Problem description: All of the material below is to be retyped exactly.

Material for the task:
* * * * * * *
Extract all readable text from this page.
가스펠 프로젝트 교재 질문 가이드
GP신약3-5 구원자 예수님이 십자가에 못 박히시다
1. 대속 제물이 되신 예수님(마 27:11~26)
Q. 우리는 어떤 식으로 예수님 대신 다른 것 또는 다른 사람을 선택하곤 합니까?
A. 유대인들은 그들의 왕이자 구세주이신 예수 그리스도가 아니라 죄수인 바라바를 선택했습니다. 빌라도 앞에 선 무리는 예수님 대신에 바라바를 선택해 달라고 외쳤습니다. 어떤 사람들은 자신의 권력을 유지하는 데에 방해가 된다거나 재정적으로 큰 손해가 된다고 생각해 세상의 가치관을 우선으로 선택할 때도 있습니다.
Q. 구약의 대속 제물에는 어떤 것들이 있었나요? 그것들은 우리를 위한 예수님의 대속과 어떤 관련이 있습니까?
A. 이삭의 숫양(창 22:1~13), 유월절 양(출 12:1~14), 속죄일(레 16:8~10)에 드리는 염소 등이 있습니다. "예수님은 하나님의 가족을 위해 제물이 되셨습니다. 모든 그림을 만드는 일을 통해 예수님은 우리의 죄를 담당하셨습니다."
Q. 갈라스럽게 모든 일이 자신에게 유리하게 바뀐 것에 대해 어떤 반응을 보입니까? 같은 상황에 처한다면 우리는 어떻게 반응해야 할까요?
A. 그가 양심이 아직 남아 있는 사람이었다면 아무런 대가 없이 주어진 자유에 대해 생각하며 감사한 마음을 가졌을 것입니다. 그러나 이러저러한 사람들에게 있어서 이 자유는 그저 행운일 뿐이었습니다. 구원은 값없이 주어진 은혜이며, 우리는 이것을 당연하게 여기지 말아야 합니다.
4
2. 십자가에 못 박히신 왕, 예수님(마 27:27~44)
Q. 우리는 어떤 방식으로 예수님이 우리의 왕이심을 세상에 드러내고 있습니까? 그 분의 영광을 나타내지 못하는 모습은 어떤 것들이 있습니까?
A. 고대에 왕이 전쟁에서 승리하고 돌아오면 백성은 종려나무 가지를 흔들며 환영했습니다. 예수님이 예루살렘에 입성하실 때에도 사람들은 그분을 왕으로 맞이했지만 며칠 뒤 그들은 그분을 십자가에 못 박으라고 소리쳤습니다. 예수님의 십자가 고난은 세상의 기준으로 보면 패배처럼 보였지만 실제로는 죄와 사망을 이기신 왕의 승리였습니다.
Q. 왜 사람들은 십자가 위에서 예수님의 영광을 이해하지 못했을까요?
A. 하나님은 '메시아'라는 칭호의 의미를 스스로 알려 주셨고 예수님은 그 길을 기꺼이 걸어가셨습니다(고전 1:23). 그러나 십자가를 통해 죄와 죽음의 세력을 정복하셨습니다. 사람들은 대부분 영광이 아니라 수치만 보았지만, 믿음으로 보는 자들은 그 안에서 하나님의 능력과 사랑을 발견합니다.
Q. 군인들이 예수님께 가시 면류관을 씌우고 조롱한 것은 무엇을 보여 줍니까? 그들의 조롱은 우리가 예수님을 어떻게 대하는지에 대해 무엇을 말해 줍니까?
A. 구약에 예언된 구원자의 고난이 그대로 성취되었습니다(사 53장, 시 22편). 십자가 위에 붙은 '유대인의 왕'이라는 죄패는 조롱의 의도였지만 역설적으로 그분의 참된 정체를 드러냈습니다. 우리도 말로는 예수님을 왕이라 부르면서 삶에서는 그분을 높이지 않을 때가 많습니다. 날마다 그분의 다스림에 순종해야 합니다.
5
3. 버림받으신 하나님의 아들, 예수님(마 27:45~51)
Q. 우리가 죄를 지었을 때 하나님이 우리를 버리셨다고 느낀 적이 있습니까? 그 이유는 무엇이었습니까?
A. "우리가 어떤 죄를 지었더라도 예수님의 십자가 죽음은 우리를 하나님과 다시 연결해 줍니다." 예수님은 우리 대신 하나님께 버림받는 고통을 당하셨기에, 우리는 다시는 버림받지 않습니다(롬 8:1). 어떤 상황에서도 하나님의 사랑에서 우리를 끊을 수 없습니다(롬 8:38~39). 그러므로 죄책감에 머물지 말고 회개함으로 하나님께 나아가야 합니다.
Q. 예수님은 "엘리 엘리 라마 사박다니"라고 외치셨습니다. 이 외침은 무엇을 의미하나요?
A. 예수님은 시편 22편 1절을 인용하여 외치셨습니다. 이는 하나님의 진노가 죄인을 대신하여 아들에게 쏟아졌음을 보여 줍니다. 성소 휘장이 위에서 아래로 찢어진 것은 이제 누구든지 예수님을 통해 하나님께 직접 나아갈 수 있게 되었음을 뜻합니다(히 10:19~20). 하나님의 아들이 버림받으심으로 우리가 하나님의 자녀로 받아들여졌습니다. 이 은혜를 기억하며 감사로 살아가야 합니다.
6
* * * * * * *
Problem solution:
Extract all readable text from this page.
가스펠 프로젝트 교재 질문 가이드
GP신약3-5 구원자 예수님이 십자가에 못 박히시다
1. 대속 제물이 되신 예수님(마 27:11~26)
Q. 우리는 어떤 식으로 예수님 대신 다른 것 또는 다른 사람을 선택하곤 합니까?
A. 유대인들은 그들의 왕이자 구세주이신 예수 그리스도가 아니라 죄수인 바라바를 선택했습니다. 빌라도 앞에 선 무리는 예수님 대신에 바라바를 선택해 달라고 외쳤습니다. 어떤 사람들은 자신의 권력을 유지하는 데에 방해가 된다거나 재정적으로 큰 손해가 된다고 생각해 세상의 가치관을 우선으로 선택할 때도 있습니다.
Q. 구약의 대속 제물에는 어떤 것들이 있었나요? 그것들은 우리를 위한 예수님의 대속과 어떤 관련이 있습니까?
A. 이삭의 숫양(창 22:1~13), 유월절 양(출 12:1~14), 속죄일(레 16:8~10)에 드리는 염소 등이 있습니다. "예수님은 하나님의 가족을 위해 제물이 되셨습니다. 모든 그림을 만드는 일을 통해 예수님은 우리의 죄를 담당하셨습니다."
Q. 갈라스럽게 모든 일이 자신에게 유리하게 바뀐 것에 대해 어떤 반응을 보입니까? 같은 상황에 처한다면 우리는 어떻게 반응해야 할까요?
A. 그가 양심이 아직 남아 있는 사람이었다면 아무런 대가 없이 주어진 자유에 대해 생각하며 감사한 마음을 가졌을 것입니다. 그러나 이러저러한 사람들에게 있어서 이 자유는 그저 행운일 뿐이었습니다. 구원은 값없이 주어진 은혜이며, 우리는 이것을 당연하게 여기지 말아야 합니다.
4
2. 십자가에 못 박히신 왕, 예수님(마 27:27~44)
Q. 우리는 어떤 방식으로 예수님이 우리의 왕이심을 세상에 드러내고 있습니까? 그 분의 영광을 나타내지 못하는 모습은 어떤 것들이 있습니까?
A. 고대에 왕이 전쟁에서 승리하고 돌아오면 백성은 종려나무 가지를 흔들며 환영했습니다. 예수님이 예루살렘에 입성하실 때에도 사람들은 그분을 왕으로 맞이했지만 며칠 뒤 그들은 그분을 십자가에 못 박으라고 소리쳤습니다. 예수님의 십자가 고난은 세상의 기준으로 보면 패배처럼 보였지만 실제로는 죄와 사망을 이기신 왕의 승리였습니다.
Q. 왜 사람들은 십자가 위에서 예수님의 영광을 이해하지 못했을까요?
A. 하나님은 '메시아'라는 칭호의 의미를 스스로 알려 주셨고 예수님은 그 길을 기꺼이 걸어가셨습니다(고전 1:23). 그러나 십자가를 통해 죄와 죽음의 세력을 정복하셨습니다. 사람들은 대부분 영광이 아니라 수치만 보았지만, 믿음으로 보는 자들은 그 안에서 하나님의 능력과 사랑을 발견합니다.
Q. 군인들이 예수님께 가시 면류관을 씌우고 조롱한 것은 무엇을 보여 줍니까? 그들의 조롱은 우리가 예수님을 어떻게 대하는지에 대해 무엇을 말해 줍니까?
A. 구약에 예언된 구원자의 고난이 그대로 성취되었습니다(사 53장, 시 22편). 십자가 위에 붙은 '유대인의 왕'이라는 죄패는 조롱의 의도였지만 역설적으로 그분의 참된 정체를 드러냈습니다. 우리도 말로는 예수님을 왕이라 부르면서 삶에서는 그분을 높이지 않을 때가 많습니다. 날마다 그분의 다스림에 순종해야 합니다.
5
3. 버림받으신 하나님의 아들, 예수님(마 27:45~51)
Q. 우리가 죄를 지었을 때 하나님이 우리를 버리셨다고 느낀 적이 있습니까? 그 이유는 무엇이었습니까?
A. "우리가 어떤 죄를 지었더라도 예수님의 십자가 죽음은 우리를 하나님과 다시 연결해 줍니다." 예수님은 우리 대신 하나님께 버림받는 고통을 당하셨기에, 우리는 다시는 버림받지 않습니다(롬 8:1). 어떤 상황에서도 하나님의 사랑에서 우리를 끊을 수 없습니다(롬 8:38~39). 그러므로 죄책감에 머물지 말고 회개함으로 하나님께 나아가야 합니다.
Q. 예수님은 "엘리 엘리 라마 사박다니"라고 외치셨습니다. 이 외침은 무엇을 의미하나요?
A. 예수님은 시편 22편 1절을 인용하여 외치셨습니다. 이는 하나님의 진노가 죄인을 대신하여 아들에게 쏟아졌음을 보여 줍니다. 성소 휘장이 위에서 아래로 찢어진 것은 이제 누구든지 예수님을 통해 하나님께 직접 나아갈 수 있게 되었음을 뜻합니다(히 10:19~20). 하나님의 아들이 버림받으심으로 우리가 하나님의 자녀로 받아들여졌습니다. 이 은혜를 기억하며 감사로 살아가야 합니다.
6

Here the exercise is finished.